-- Start Provided material --

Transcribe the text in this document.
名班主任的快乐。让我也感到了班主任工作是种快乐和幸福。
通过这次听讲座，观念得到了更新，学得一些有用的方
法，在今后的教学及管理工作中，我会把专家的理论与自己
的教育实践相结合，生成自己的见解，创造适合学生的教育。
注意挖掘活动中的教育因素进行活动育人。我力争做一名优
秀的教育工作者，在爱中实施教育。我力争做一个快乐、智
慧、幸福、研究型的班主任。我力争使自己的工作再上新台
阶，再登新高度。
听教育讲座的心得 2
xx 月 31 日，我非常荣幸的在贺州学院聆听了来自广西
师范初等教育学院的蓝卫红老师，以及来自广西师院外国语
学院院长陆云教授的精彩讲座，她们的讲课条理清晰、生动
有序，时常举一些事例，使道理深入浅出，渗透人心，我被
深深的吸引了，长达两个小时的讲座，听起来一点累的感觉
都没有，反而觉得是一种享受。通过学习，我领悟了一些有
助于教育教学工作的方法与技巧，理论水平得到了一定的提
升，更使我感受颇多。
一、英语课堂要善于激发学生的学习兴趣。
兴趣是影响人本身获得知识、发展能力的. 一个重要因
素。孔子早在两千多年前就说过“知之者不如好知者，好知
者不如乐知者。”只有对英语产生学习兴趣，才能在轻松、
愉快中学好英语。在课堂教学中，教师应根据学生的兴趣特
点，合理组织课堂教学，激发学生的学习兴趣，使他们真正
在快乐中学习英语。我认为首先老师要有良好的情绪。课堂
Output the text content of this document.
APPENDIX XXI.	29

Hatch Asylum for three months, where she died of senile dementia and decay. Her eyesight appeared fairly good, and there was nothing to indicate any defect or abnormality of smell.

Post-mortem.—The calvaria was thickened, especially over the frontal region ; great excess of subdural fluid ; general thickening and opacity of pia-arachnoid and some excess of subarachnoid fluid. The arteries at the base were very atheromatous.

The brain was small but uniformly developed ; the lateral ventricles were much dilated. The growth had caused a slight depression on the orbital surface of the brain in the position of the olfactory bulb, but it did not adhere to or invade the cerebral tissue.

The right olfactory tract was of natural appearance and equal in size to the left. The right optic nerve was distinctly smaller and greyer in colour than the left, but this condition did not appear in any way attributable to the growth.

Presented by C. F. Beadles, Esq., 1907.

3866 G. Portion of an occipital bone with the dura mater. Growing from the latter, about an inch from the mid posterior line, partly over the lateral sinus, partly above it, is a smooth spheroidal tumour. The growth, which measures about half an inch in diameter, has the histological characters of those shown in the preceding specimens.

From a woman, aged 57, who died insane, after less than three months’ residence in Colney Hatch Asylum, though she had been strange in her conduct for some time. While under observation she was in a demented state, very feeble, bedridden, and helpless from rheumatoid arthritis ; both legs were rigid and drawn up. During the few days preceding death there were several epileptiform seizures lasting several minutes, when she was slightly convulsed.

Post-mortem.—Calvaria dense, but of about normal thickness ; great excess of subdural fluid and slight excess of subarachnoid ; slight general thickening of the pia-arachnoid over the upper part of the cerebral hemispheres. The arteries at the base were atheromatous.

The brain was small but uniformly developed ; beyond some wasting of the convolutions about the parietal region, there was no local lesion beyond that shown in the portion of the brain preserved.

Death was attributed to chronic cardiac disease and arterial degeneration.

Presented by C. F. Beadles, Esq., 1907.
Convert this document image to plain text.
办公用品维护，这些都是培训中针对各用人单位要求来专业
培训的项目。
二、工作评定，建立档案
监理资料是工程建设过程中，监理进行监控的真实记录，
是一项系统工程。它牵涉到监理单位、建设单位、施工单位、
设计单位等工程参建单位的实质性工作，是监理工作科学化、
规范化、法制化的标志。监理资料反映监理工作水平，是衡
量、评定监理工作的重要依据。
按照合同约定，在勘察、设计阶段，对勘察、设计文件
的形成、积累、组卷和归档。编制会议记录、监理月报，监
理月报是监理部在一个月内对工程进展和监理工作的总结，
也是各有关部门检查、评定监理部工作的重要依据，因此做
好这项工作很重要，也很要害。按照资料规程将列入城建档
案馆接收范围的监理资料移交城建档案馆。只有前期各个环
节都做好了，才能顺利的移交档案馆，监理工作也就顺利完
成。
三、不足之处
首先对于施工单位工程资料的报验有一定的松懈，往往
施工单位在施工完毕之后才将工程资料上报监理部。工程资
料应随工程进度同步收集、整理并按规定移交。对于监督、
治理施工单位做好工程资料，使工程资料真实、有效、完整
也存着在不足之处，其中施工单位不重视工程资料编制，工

-- End Provided material --

* Exercise goal
Repeat the material word for word, in full.

* Worked solution
Transcribe the text in this document.
名班主任的快乐。让我也感到了班主任工作是种快乐和幸福。
通过这次听讲座，观念得到了更新，学得一些有用的方
法，在今后的教学及管理工作中，我会把专家的理论与自己
的教育实践相结合，生成自己的见解，创造适合学生的教育。
注意挖掘活动中的教育因素进行活动育人。我力争做一名优
秀的教育工作者，在爱中实施教育。我力争做一个快乐、智
慧、幸福、研究型的班主任。我力争使自己的工作再上新台
阶，再登新高度。
听教育讲座的心得 2
xx 月 31 日，我非常荣幸的在贺州学院聆听了来自广西
师范初等教育学院的蓝卫红老师，以及来自广西师院外国语
学院院长陆云教授的精彩讲座，她们的讲课条理清晰、生动
有序，时常举一些事例，使道理深入浅出，渗透人心，我被
深深的吸引了，长达两个小时的讲座，听起来一点累的感觉
都没有，反而觉得是一种享受。通过学习，我领悟了一些有
助于教育教学工作的方法与技巧，理论水平得到了一定的提
升，更使我感受颇多。
一、英语课堂要善于激发学生的学习兴趣。
兴趣是影响人本身获得知识、发展能力的. 一个重要因
素。孔子早在两千多年前就说过“知之者不如好知者，好知
者不如乐知者。”只有对英语产生学习兴趣，才能在轻松、
愉快中学好英语。在课堂教学中，教师应根据学生的兴趣特
点，合理组织课堂教学，激发学生的学习兴趣，使他们真正
在快乐中学习英语。我认为首先老师要有良好的情绪。课堂
Output the text content of this document.
APPENDIX XXI.	29

Hatch Asylum for three months, where she died of senile dementia and decay. Her eyesight appeared fairly good, and there was nothing to indicate any defect or abnormality of smell.

Post-mortem.—The calvaria was thickened, especially over the frontal region ; great excess of subdural fluid ; general thickening and opacity of pia-arachnoid and some excess of subarachnoid fluid. The arteries at the base were very atheromatous.

The brain was small but uniformly developed ; the lateral ventricles were much dilated. The growth had caused a slight depression on the orbital surface of the brain in the position of the olfactory bulb, but it did not adhere to or invade the cerebral tissue.

The right olfactory tract was of natural appearance and equal in size to the left. The right optic nerve was distinctly smaller and greyer in colour than the left, but this condition did not appear in any way attributable to the growth.

Presented by C. F. Beadles, Esq., 1907.

3866 G. Portion of an occipital bone with the dura mater. Growing from the latter, about an inch from the mid posterior line, partly over the lateral sinus, partly above it, is a smooth spheroidal tumour. The growth, which measures about half an inch in diameter, has the histological characters of those shown in the preceding specimens.

From a woman, aged 57, who died insane, after less than three months’ residence in Colney Hatch Asylum, though she had been strange in her conduct for some time. While under observation she was in a demented state, very feeble, bedridden, and helpless from rheumatoid arthritis ; both legs were rigid and drawn up. During the few days preceding death there were several epileptiform seizures lasting several minutes, when she was slightly convulsed.

Post-mortem.—Calvaria dense, but of about normal thickness ; great excess of subdural fluid and slight excess of subarachnoid ; slight general thickening of the pia-arachnoid over the upper part of the cerebral hemispheres. The arteries at the base were atheromatous.

The brain was small but uniformly developed ; beyond some wasting of the convolutions about the parietal region, there was no local lesion beyond that shown in the portion of the brain preserved.

Death was attributed to chronic cardiac disease and arterial degeneration.

Presented by C. F. Beadles, Esq., 1907.
Convert this document image to plain text.
办公用品维护，这些都是培训中针对各用人单位要求来专业
培训的项目。
二、工作评定，建立档案
监理资料是工程建设过程中，监理进行监控的真实记录，
是一项系统工程。它牵涉到监理单位、建设单位、施工单位、
设计单位等工程参建单位的实质性工作，是监理工作科学化、
规范化、法制化的标志。监理资料反映监理工作水平，是衡
量、评定监理工作的重要依据。
按照合同约定，在勘察、设计阶段，对勘察、设计文件
的形成、积累、组卷和归档。编制会议记录、监理月报，监
理月报是监理部在一个月内对工程进展和监理工作的总结，
也是各有关部门检查、评定监理部工作的重要依据，因此做
好这项工作很重要，也很要害。按照资料规程将列入城建档
案馆接收范围的监理资料移交城建档案馆。只有前期各个环
节都做好了，才能顺利的移交档案馆，监理工作也就顺利完
成。
三、不足之处
首先对于施工单位工程资料的报验有一定的松懈，往往
施工单位在施工完毕之后才将工程资料上报监理部。工程资
料应随工程进度同步收集、整理并按规定移交。对于监督、
治理施工单位做好工程资料，使工程资料真实、有效、完整
也存着在不足之处，其中施工单位不重视工程资料编制，工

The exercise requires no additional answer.